##### SOURCE MATERIAL #####

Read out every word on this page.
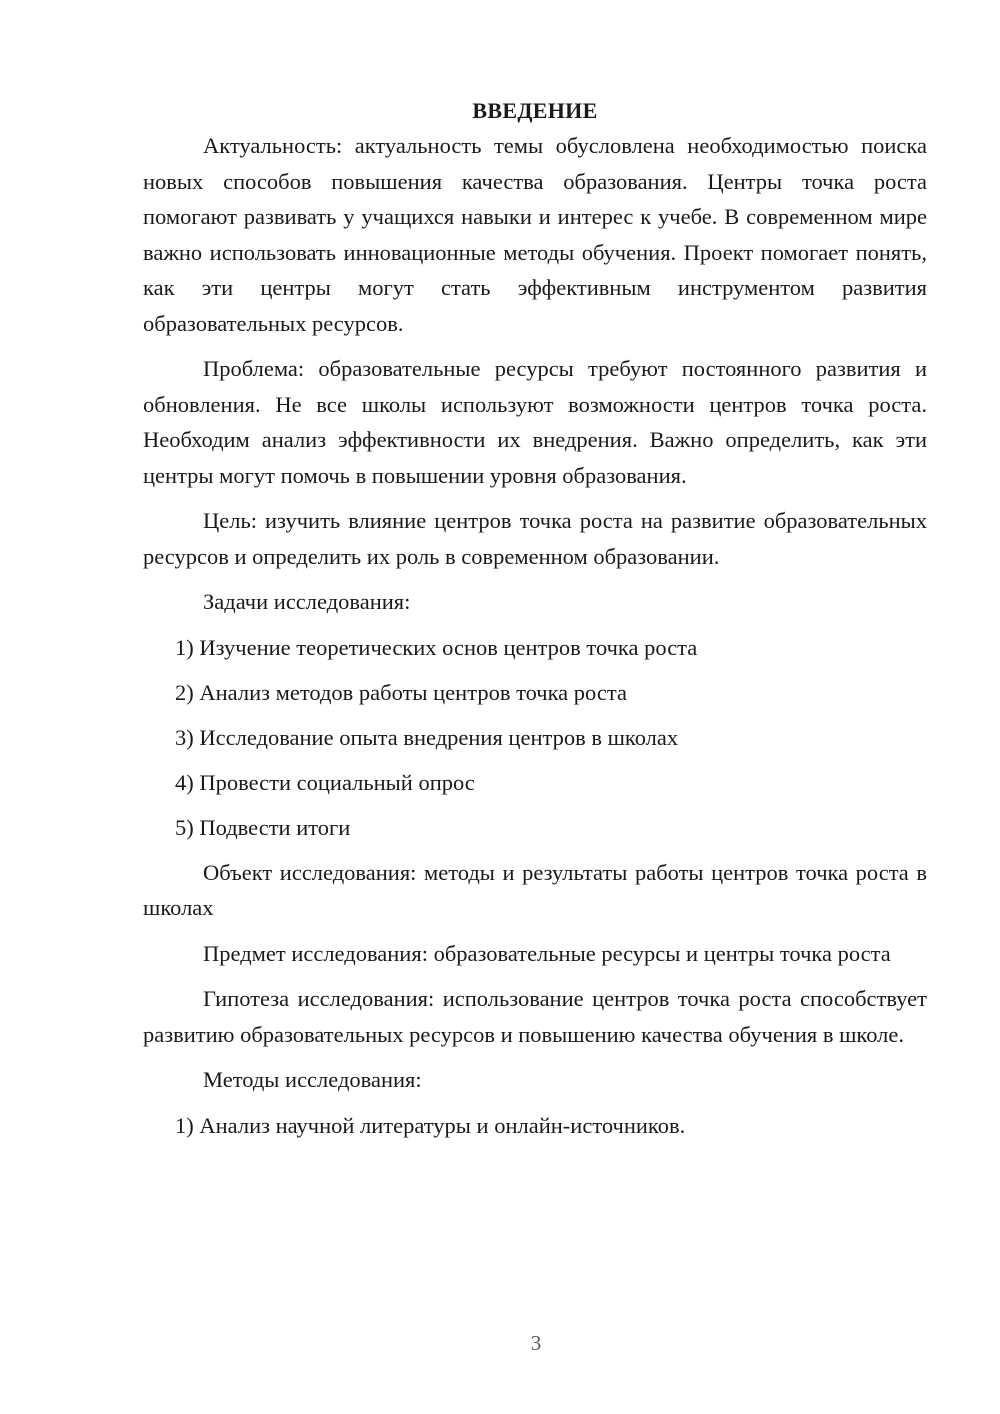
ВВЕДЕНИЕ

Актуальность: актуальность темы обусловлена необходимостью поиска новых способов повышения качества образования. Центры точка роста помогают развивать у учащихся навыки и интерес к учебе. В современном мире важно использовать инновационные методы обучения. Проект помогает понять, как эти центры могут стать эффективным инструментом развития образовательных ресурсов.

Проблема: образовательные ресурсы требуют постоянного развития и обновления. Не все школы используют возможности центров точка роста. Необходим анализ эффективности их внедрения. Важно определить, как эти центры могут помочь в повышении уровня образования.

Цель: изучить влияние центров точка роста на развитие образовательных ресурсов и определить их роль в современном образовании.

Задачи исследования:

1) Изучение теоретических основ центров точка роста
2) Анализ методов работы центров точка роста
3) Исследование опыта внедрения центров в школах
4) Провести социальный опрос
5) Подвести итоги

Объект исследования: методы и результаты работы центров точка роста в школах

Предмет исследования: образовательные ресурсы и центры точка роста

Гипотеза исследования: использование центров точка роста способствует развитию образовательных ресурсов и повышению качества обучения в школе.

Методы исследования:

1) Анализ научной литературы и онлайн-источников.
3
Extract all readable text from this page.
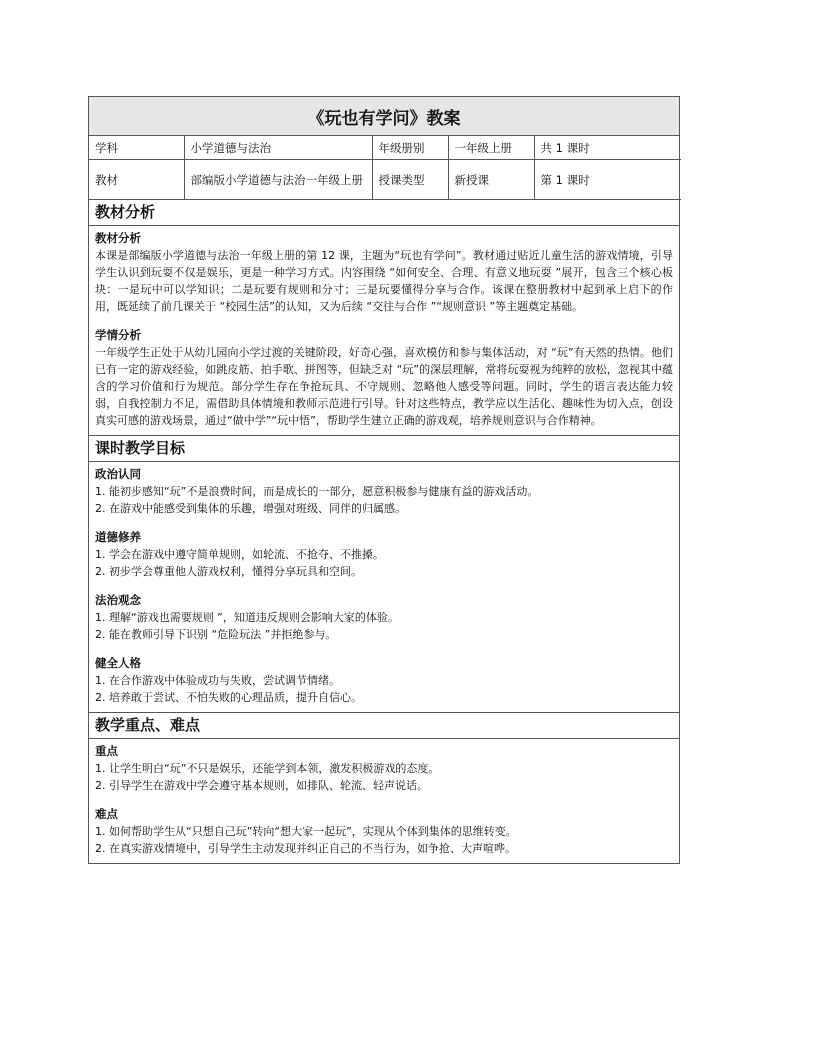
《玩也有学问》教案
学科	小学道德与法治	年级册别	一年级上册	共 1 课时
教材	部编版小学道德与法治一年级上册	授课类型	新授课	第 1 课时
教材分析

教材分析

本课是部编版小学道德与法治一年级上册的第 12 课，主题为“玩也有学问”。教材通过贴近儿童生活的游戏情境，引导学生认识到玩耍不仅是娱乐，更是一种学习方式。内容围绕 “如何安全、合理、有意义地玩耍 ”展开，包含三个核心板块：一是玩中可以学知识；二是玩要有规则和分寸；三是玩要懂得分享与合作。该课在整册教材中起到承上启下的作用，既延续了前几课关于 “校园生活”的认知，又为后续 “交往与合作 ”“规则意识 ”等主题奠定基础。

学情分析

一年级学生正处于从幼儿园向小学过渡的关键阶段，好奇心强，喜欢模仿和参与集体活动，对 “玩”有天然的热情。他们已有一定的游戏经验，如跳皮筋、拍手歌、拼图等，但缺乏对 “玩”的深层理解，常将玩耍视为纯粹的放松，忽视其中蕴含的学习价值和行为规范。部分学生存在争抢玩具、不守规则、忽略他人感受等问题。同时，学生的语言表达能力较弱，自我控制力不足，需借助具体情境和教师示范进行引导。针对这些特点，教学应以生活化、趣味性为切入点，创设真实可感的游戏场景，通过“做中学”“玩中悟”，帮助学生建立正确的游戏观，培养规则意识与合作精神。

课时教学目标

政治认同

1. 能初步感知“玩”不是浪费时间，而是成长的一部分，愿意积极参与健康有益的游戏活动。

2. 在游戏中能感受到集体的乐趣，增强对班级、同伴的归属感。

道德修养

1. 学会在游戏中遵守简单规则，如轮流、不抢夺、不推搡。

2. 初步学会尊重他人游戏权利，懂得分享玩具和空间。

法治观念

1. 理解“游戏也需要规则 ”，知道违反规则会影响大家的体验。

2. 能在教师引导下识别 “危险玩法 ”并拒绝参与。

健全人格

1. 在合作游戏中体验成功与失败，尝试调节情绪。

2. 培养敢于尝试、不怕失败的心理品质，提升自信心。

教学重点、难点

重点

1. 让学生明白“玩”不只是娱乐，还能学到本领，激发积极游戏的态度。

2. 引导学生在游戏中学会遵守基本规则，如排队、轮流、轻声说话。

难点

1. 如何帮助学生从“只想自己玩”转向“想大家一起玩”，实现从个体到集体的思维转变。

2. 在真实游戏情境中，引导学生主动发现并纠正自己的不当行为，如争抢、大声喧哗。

#####

- PROBLEM DESCRIPTION -
Tell how many lines contain the word "玩也有学问", using only the number.

- EXERCISE SOLUTION -
2